## AIM OF THE TASK
Omit every picture and return the rest of the data unaltered.

## DATA PROVIDED
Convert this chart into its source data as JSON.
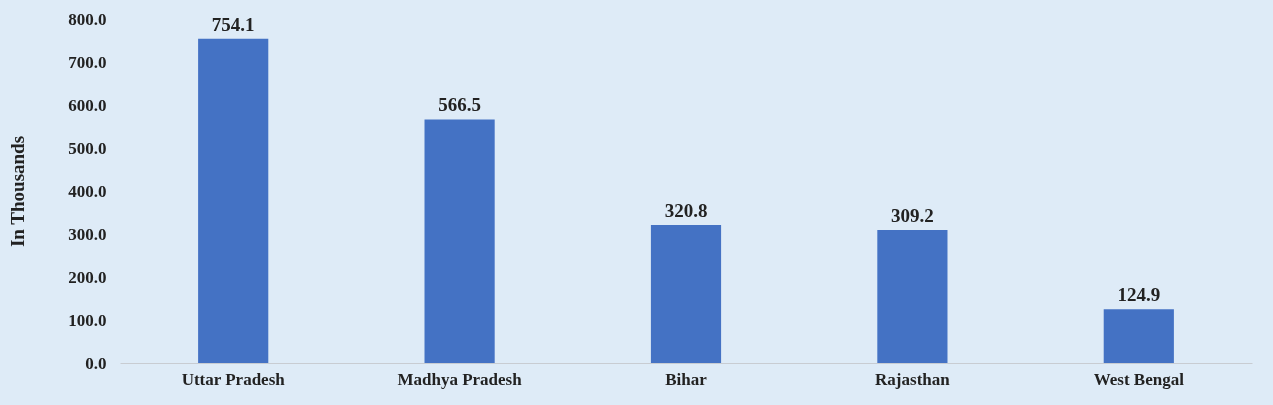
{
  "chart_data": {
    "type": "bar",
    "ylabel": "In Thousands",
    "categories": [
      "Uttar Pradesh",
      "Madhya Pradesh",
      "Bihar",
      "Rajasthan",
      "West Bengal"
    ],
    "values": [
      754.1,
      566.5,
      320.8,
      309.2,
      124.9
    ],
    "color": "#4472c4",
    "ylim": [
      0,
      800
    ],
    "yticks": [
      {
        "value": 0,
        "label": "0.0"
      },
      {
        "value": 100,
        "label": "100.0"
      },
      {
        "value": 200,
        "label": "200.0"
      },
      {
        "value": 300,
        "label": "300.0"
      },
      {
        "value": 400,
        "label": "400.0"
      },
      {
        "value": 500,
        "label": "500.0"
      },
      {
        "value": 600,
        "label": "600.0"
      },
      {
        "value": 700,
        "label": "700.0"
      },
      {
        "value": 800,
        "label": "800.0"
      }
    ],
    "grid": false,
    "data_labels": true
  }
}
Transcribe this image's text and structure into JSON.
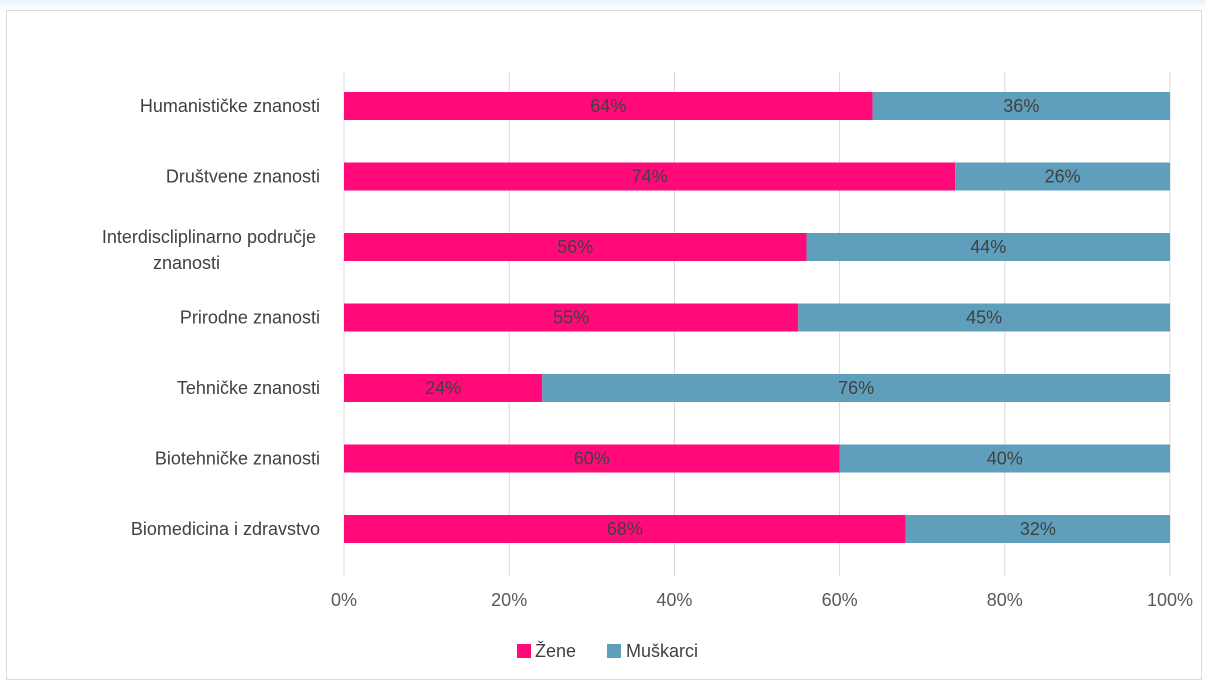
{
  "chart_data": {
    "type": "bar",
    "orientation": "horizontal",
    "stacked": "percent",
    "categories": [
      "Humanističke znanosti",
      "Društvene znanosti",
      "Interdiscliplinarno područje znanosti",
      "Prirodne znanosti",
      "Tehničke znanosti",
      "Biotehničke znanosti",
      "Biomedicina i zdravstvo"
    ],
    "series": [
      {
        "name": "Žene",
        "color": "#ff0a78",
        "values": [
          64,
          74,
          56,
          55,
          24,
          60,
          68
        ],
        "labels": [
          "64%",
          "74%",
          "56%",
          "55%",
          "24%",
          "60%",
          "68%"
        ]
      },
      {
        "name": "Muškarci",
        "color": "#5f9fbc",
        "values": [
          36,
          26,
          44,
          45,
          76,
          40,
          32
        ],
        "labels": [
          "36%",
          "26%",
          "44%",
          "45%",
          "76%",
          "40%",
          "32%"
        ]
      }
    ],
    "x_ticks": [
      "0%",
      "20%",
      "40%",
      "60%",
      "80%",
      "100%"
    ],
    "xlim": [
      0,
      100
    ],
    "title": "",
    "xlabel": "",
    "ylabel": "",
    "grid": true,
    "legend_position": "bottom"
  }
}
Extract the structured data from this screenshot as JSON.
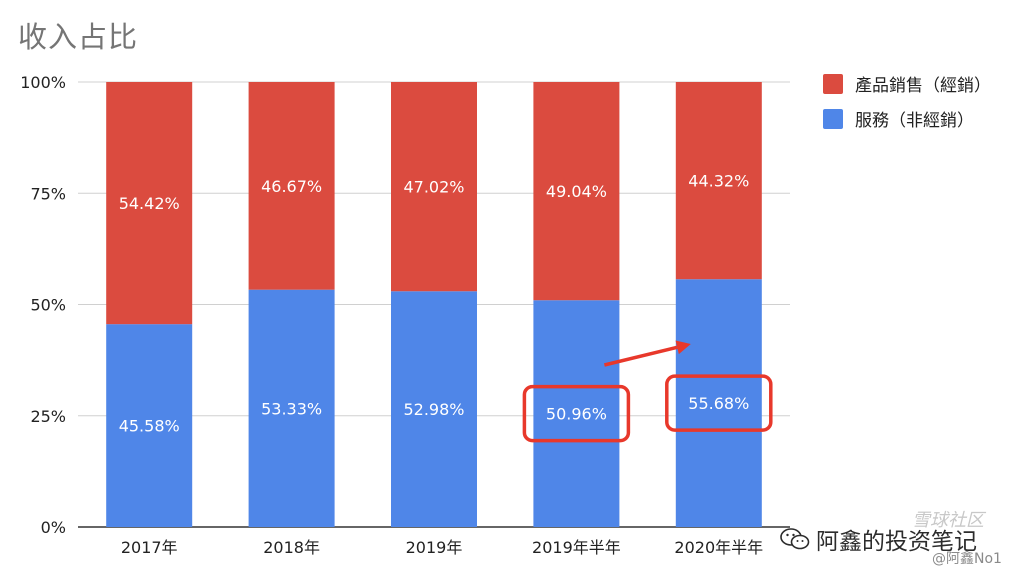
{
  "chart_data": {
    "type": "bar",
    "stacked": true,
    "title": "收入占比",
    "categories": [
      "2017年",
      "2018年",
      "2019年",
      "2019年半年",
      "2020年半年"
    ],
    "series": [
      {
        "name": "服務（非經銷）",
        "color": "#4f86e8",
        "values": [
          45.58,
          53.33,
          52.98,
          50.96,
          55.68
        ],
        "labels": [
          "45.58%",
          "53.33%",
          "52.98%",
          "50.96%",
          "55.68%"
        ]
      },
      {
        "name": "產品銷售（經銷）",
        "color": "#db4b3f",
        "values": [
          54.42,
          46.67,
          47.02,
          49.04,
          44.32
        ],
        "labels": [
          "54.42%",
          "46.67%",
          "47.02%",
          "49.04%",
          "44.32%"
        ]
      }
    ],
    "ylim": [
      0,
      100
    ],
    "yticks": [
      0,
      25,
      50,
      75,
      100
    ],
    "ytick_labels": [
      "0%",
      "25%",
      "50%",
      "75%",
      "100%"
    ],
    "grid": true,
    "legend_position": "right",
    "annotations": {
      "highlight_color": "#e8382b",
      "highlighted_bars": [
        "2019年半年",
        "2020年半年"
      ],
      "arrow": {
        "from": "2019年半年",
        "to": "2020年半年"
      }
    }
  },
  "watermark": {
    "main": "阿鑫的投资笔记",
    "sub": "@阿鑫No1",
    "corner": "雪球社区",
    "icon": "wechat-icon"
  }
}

## ANSWER FOR THE TASK
Convert this chart into its source data as JSON.
{
  "chart_data": {
    "type": "bar",
    "ylabel": "In Thousands",
    "categories": [
      "Uttar Pradesh",
      "Madhya Pradesh",
      "Bihar",
      "Rajasthan",
      "West Bengal"
    ],
    "values": [
      754.1,
      566.5,
      320.8,
      309.2,
      124.9
    ],
    "color": "#4472c4",
    "ylim": [
      0,
      800
    ],
    "yticks": [
      {
        "value": 0,
        "label": "0.0"
      },
      {
        "value": 100,
        "label": "100.0"
      },
      {
        "value": 200,
        "label": "200.0"
      },
      {
        "value": 300,
        "label": "300.0"
      },
      {
        "value": 400,
        "label": "400.0"
      },
      {
        "value": 500,
        "label": "500.0"
      },
      {
        "value": 600,
        "label": "600.0"
      },
      {
        "value": 700,
        "label": "700.0"
      },
      {
        "value": 800,
        "label": "800.0"
      }
    ],
    "grid": false,
    "data_labels": true
  }
}
Transcribe this image's text and structure into JSON.
{
  "chart_data": {
    "type": "bar",
    "orientation": "horizontal",
    "stacked": "percent",
    "categories": [
      "Humanističke znanosti",
      "Društvene znanosti",
      "Interdiscliplinarno područje znanosti",
      "Prirodne znanosti",
      "Tehničke znanosti",
      "Biotehničke znanosti",
      "Biomedicina i zdravstvo"
    ],
    "series": [
      {
        "name": "Žene",
        "color": "#ff0a78",
        "values": [
          64,
          74,
          56,
          55,
          24,
          60,
          68
        ],
        "labels": [
          "64%",
          "74%",
          "56%",
          "55%",
          "24%",
          "60%",
          "68%"
        ]
      },
      {
        "name": "Muškarci",
        "color": "#5f9fbc",
        "values": [
          36,
          26,
          44,
          45,
          76,
          40,
          32
        ],
        "labels": [
          "36%",
          "26%",
          "44%",
          "45%",
          "76%",
          "40%",
          "32%"
        ]
      }
    ],
    "x_ticks": [
      "0%",
      "20%",
      "40%",
      "60%",
      "80%",
      "100%"
    ],
    "xlim": [
      0,
      100
    ],
    "title": "",
    "xlabel": "",
    "ylabel": "",
    "grid": true,
    "legend_position": "bottom"
  }
}
Extract the structured data from this screenshot as JSON.
{
  "chart_data": {
    "type": "bar",
    "stacked": true,
    "title": "收入占比",
    "categories": [
      "2017年",
      "2018年",
      "2019年",
      "2019年半年",
      "2020年半年"
    ],
    "series": [
      {
        "name": "服務（非經銷）",
        "color": "#4f86e8",
        "values": [
          45.58,
          53.33,
          52.98,
          50.96,
          55.68
        ],
        "labels": [
          "45.58%",
          "53.33%",
          "52.98%",
          "50.96%",
          "55.68%"
        ]
      },
      {
        "name": "產品銷售（經銷）",
        "color": "#db4b3f",
        "values": [
          54.42,
          46.67,
          47.02,
          49.04,
          44.32
        ],
        "labels": [
          "54.42%",
          "46.67%",
          "47.02%",
          "49.04%",
          "44.32%"
        ]
      }
    ],
    "ylim": [
      0,
      100
    ],
    "yticks": [
      0,
      25,
      50,
      75,
      100
    ],
    "ytick_labels": [
      "0%",
      "25%",
      "50%",
      "75%",
      "100%"
    ],
    "grid": true,
    "legend_position": "right",
    "annotations": {
      "highlight_color": "#e8382b",
      "highlighted_bars": [
        "2019年半年",
        "2020年半年"
      ],
      "arrow": {
        "from": "2019年半年",
        "to": "2020年半年"
      }
    }
  },
  "watermark": {
    "main": "阿鑫的投资笔记",
    "sub": "@阿鑫No1",
    "corner": "雪球社区",
    "icon": "wechat-icon"
  }
}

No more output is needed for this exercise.